Amendement (sans numéro) — ARTICLE 11
Dispositif
Après l’alinéa 1, insérer l’alinéa suivant :
« Dans les communes comportant des parcelles classées en appellation d’origine contrôlée ou en indication géographique protégée, les orientations d’aménagement et de programmation tiennent compte des contraintes liées aux cahiers des charges de ces appellations dans la définition des espaces de transition végétalisés. L’Institut national de l’origine et de la qualité est consulté à cette fin. »
Exposé sommaire
La viticulture sous appellation d'origine contrôlée ou indication géographique protégée obéit à des cahiers des charges stricts homologués par décret, encadrant l'ensemble des pratiques culturales sur les parcelles classées. Ces pratiques, parfaitement conformes à la réglementation en vigueur, peuvent néanmoins être source de conflits de voisinage lorsque des constructions nouvelles sont édifiées à proximité immédiate de ces parcelles.

+===+

Consignes de travail —
A. Selon l'amendement sur les parcelles viticoles classées, quel organisme est consulté pour la définition des espaces de transition végétalisés ?
B. Recopiez fidèlement un passage de l'amendement sur les parcelles viticoles classées : commencez aux mots « Exposé sommaire » et arrêtez-vous après « de ces parcelles. ».
C. Reprenez l'amendement sur les parcelles viticoles classées à la suite de sa dernière phrase, en poursuivant son exposé sommaire.

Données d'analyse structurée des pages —
+===+

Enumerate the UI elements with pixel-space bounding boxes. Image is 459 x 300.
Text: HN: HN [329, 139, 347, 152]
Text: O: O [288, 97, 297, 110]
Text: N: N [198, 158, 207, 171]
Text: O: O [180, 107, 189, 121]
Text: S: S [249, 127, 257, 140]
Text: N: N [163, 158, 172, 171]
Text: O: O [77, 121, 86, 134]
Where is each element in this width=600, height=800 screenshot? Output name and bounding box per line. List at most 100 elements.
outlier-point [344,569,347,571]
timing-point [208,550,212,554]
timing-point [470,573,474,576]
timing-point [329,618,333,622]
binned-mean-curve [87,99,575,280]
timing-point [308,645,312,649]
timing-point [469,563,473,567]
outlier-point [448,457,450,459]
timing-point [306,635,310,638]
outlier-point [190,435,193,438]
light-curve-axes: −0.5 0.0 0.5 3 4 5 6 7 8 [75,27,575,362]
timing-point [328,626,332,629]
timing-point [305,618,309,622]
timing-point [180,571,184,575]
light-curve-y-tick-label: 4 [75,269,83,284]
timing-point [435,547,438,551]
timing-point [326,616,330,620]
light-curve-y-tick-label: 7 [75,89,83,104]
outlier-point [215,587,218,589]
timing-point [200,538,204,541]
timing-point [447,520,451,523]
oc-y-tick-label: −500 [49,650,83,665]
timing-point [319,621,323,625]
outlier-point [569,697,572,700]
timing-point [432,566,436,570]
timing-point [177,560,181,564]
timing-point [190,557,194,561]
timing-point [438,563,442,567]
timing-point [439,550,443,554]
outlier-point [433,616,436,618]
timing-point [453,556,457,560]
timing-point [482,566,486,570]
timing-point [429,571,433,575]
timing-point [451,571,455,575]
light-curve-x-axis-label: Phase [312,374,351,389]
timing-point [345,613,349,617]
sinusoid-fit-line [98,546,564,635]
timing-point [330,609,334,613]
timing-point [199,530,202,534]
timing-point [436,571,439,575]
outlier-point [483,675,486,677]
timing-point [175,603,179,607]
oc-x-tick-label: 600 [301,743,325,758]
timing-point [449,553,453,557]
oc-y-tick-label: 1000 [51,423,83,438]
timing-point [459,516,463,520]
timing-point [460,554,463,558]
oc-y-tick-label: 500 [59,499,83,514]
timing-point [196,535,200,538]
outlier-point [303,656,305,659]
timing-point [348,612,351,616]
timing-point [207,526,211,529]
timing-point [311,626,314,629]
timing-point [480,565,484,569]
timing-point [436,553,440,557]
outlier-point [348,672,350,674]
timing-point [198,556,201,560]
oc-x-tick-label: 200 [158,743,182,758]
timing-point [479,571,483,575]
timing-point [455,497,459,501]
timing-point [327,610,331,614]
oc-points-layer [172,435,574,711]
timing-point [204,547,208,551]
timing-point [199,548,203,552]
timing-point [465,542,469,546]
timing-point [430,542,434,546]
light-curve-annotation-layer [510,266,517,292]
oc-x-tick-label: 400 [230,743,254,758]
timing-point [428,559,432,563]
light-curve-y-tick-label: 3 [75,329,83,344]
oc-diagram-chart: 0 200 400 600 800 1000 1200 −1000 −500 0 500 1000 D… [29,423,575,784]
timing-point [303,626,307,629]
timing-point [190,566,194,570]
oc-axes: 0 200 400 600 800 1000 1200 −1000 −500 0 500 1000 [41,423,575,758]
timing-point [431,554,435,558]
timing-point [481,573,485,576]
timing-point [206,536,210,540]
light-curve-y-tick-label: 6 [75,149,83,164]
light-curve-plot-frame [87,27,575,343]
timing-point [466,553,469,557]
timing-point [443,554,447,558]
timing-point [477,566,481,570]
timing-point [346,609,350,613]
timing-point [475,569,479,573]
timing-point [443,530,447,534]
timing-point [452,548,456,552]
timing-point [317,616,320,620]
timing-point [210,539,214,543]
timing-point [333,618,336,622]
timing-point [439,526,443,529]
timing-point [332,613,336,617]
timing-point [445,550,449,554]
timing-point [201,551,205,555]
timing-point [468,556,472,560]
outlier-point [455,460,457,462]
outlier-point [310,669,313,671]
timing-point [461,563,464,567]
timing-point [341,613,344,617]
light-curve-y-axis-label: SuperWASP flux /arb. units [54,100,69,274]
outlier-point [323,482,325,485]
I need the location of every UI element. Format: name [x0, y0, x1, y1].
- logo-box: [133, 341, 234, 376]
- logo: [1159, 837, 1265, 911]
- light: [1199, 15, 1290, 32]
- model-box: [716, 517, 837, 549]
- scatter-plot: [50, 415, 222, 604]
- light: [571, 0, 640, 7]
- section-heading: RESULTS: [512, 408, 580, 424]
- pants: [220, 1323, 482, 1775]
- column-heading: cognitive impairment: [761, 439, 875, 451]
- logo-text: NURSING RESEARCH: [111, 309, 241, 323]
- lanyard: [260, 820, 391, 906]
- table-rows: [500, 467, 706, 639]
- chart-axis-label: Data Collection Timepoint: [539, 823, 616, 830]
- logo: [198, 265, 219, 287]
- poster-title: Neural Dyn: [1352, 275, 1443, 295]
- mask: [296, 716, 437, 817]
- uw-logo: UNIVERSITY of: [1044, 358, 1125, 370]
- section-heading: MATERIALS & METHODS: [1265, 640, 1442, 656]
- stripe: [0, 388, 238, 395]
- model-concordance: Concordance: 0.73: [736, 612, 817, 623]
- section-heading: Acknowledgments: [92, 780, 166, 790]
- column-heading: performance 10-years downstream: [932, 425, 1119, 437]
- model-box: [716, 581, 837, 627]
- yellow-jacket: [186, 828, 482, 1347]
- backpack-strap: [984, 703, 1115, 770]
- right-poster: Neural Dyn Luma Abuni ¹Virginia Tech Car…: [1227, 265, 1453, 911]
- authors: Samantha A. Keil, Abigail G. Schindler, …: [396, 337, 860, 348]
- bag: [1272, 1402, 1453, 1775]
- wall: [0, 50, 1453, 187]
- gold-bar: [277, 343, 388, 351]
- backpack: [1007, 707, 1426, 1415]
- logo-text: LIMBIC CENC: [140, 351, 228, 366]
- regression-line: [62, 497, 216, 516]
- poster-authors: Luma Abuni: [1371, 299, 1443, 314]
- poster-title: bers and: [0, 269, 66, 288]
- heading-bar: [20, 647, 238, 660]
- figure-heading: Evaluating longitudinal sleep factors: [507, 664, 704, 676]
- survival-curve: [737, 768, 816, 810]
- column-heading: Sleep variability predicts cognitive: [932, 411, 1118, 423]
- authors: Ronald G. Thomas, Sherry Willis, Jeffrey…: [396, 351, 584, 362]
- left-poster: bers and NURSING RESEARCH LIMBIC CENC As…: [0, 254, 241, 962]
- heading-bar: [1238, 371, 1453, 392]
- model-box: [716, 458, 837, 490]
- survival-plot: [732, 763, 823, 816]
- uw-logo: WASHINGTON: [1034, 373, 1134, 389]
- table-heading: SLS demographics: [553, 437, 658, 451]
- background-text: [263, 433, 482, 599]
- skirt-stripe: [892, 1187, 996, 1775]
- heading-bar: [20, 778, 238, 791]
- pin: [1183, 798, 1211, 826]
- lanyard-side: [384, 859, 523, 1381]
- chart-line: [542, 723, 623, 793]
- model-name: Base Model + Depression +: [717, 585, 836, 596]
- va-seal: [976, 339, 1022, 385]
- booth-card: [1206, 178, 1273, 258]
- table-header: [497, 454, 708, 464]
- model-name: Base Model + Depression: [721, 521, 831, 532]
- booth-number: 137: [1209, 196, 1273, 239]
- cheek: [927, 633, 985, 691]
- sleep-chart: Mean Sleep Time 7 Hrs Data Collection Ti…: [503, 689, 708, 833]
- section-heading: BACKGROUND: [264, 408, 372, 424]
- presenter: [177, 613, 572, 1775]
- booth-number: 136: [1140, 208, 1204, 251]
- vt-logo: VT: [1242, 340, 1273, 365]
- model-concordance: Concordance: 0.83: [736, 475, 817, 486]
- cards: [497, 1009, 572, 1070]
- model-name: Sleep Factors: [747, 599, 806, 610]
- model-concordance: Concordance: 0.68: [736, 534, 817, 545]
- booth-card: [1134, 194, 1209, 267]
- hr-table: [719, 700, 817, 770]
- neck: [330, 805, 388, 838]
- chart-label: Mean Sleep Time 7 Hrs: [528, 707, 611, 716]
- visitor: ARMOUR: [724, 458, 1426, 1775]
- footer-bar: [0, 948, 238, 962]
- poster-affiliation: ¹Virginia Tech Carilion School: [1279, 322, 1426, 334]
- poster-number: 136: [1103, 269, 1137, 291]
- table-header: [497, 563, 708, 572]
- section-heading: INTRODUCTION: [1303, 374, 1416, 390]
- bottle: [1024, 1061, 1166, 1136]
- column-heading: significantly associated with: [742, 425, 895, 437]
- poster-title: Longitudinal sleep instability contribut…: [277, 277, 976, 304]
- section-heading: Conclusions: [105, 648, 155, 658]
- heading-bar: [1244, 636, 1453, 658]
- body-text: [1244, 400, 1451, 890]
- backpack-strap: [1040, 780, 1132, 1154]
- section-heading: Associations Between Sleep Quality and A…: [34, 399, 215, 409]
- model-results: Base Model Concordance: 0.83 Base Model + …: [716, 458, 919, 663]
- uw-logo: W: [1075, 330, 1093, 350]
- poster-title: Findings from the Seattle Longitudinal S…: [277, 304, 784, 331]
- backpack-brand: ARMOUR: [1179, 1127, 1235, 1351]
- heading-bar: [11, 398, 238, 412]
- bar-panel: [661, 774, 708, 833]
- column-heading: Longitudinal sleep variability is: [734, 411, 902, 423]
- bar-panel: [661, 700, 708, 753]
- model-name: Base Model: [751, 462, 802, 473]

+===+

Réponses aux exercices —
A. L'Institut national de l'origine et de la qualité.

B.
Exposé sommaire
La viticulture sous appellation d'origine contrôlée ou indication géographique protégée obéit à des cahiers des charges stricts homologués par décret, encadrant l'ensemble des pratiques culturales sur les parcelles classées. Ces pratiques, parfaitement conformes à la réglementation en vigueur, peuvent néanmoins être source de conflits de voisinage lorsque des constructions nouvelles sont édifiées à proximité immédiate de ces parcelles.

C.
L'article 11, en confiant aux orientations d'aménagement et de programmation le soin de définir les espaces de transition végétalisés, ne prend pas en compte cette réalité spécifique. Sans prise en compte des contraintes propres aux appellations, ces OAP risquent d'être élaborées sans connaissance des pratiques viticoles locales, générant des contentieux entre exploitants et riverains sur des pratiques pourtant réglementairement inattaquables.
Le présent amendement remédie à cette lacune en imposant que les OAP des communes comportant des parcelles classées en AOC ou IGP intègrent les contraintes liées aux cahiers des charges de ces appellations. La consultation de l'Institut national de l'origine et de la qualité, garant de ces cahiers des charges, garantit la cohérence entre la planification urbaine locale et la protection des appellations.